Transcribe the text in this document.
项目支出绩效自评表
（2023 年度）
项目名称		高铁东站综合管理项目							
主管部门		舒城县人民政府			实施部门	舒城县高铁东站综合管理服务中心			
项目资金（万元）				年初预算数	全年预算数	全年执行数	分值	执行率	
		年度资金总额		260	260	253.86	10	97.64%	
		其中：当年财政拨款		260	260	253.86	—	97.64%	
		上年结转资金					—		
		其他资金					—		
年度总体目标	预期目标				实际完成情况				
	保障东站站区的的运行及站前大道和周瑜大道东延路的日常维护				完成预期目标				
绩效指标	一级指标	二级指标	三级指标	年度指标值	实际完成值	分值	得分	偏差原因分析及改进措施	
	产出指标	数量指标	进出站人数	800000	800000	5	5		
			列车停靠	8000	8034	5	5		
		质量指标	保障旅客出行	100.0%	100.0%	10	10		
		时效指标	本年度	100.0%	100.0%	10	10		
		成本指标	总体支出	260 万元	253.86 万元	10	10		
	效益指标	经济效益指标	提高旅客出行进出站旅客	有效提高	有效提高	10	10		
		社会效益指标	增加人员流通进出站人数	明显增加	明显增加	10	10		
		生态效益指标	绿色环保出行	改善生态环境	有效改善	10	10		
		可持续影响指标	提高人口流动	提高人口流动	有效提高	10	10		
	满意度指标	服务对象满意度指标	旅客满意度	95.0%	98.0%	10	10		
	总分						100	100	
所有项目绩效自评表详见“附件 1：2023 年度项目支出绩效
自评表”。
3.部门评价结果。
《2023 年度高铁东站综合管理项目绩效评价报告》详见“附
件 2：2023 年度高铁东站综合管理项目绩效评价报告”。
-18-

==================================================

### WHAT YOU HAVE TO DO
Using the listing, collect all lines in which the string "年度高铁东站综合管理项目绩效评价报告" is found.

### SOLUTION TO THIS EXERCISE
《2023 年度高铁东站综合管理项目绩效评价报告》详见“附
件 2：2023 年度高铁东站综合管理项目绩效评价报告”。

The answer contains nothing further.